### Page text
For VMware Horizon instances, remote access is the primary goal. However, the VMware client uses multiple ports and protocols, and requests must be directed to the same View Connection Server for a successful session. While PCoIP is UDP-based, it uses SSL-encrypted TCP connections for authentication and USB tunneling. Administrators can save capacity on the View Connection Servers by offloading this encryption to a BIG-IP application delivery controller.
To route incoming Horizon View connections to the internal network, a PCoIP proxy is needed in an organization’s edge network. BIG-IP APM also fulfills this function in a secure and scalable way. By placing APM in front of Windows servers, Active Directory domain-joined servers, and View Connection Servers in the edge network, they’re not directly exposed to incoming traffic from the Internet or other untrusted networks. It also eliminates the requirement for VMware Security Servers in the edge network. Instead, the BIG-IP APM appliance proxies the PCoIP connection, passing it to any available Connection Server within the Horizon pod. This provides the scalability benefits of a BIG-IP appliance and gives BIG-IP APM and BIG-IP Local Traffic Manager™ (LTM) visibility into the PCoIP traffic, enabling more advanced access management decisions.
BIG-IP APM protects your public-facing applications by providing policy-based, context-aware access to users while enabling you to consolidate your access infrastructure. Working with or without the BIG-IP Edge Client, BIG-IP APM provides secure remote access to corporate resources—such as Microsoft Exchange, SharePoint, and VDI—from all networks and devices. As the first remote access solution to deliver full support for both IPv4 and IPv6, BIG-IP APM also ensures that your business is ready for the future.

### Exercise description
From the BIG-IP access text, write out again the part that opens with "BIG-IP APM protects" and closes with "for the future.", switching "corporate resources" to "company resources".

### Data listing
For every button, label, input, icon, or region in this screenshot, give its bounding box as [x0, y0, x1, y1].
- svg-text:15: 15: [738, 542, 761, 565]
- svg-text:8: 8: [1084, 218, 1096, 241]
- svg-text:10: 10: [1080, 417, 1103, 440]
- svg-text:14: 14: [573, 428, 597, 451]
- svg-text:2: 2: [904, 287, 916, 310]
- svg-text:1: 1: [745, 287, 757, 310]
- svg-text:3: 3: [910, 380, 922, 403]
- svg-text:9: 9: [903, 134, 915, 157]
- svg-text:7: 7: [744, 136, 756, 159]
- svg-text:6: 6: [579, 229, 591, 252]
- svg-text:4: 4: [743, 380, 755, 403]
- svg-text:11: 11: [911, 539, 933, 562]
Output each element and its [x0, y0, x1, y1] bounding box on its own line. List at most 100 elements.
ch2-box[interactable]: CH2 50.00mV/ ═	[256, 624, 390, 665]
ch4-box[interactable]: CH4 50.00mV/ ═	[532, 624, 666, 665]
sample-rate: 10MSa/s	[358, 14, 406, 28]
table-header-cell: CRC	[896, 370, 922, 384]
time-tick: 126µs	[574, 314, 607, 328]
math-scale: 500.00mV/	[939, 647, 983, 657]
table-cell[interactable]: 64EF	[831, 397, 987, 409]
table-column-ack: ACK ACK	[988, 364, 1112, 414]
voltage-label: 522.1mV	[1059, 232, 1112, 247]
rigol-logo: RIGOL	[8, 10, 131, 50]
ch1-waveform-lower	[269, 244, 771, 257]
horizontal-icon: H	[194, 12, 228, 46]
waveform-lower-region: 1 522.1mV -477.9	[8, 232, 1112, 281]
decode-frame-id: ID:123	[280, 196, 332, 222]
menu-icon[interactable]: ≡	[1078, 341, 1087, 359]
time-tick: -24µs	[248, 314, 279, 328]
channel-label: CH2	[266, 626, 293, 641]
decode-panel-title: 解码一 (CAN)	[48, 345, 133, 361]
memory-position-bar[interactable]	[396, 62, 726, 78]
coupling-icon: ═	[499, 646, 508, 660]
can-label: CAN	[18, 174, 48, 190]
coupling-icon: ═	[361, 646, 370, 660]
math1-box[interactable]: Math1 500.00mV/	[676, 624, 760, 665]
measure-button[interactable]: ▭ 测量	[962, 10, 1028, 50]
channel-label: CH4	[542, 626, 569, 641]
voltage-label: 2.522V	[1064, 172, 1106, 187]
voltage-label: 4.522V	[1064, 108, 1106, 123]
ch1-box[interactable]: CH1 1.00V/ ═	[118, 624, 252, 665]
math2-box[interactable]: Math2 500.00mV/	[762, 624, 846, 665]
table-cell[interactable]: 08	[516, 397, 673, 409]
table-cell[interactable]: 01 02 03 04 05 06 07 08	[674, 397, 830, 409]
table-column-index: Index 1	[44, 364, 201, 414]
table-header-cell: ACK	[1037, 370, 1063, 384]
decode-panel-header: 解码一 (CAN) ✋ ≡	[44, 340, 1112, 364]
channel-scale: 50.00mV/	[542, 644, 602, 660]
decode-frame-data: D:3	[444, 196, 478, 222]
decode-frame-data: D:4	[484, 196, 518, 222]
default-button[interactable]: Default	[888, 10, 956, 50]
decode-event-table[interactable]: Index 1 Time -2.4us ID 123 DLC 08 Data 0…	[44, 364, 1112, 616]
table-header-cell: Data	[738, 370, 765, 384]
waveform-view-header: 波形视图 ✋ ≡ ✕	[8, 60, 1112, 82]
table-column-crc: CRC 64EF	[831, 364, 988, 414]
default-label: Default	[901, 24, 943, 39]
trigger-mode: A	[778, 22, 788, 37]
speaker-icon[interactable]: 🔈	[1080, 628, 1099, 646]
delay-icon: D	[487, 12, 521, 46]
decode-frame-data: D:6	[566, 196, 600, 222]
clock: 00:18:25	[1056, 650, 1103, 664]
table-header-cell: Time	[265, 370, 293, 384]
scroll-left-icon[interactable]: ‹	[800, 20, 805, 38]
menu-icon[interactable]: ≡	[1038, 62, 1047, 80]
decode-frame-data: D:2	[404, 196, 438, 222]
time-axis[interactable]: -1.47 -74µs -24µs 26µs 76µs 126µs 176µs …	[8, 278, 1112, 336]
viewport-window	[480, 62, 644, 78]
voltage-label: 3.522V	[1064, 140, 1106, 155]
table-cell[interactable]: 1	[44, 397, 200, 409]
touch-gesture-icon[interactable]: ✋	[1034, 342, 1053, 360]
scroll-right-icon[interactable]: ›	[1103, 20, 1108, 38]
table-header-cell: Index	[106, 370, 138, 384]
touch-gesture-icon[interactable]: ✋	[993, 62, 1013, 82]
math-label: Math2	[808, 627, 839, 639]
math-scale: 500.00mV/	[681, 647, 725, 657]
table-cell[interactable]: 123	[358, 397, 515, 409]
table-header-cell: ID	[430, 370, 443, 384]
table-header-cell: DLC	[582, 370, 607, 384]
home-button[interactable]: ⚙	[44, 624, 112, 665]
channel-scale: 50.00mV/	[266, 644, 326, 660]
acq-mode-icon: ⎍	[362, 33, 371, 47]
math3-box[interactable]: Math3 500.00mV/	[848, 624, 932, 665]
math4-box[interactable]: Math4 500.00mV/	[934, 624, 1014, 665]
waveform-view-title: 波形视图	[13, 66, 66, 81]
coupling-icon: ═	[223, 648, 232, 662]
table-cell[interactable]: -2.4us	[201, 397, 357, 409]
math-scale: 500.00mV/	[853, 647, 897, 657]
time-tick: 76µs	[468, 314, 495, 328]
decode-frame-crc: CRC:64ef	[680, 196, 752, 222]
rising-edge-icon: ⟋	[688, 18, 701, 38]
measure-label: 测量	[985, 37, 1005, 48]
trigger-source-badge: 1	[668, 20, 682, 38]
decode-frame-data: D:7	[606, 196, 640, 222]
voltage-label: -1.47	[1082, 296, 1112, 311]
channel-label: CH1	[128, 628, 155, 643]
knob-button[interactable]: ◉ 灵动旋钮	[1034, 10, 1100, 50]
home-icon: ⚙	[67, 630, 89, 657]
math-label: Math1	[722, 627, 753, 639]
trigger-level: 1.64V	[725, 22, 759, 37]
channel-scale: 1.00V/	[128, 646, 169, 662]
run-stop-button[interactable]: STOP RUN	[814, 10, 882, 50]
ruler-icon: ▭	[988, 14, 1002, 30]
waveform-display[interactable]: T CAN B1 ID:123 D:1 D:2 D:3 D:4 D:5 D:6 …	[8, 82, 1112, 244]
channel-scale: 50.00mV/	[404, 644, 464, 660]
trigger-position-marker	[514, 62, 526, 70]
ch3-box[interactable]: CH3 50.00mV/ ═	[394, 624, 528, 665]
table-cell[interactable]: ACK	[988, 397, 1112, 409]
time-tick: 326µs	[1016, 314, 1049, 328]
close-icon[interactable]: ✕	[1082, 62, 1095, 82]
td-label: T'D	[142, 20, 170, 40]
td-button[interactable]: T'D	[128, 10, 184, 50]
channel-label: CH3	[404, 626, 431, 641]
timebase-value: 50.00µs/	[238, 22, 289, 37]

### Result of the exercise
BIG-IP APM protects your public-facing applications by providing policy-based, context-aware access to users while enabling you to consolidate your access infrastructure. Working with or without the BIG-IP Edge Client, BIG-IP APM provides secure remote access to company resources—such as Microsoft Exchange, SharePoint, and VDI—from all networks and devices. As the first remote access solution to deliver full support for both IPv4 and IPv6, BIG-IP APM also ensures that your business is ready for the future.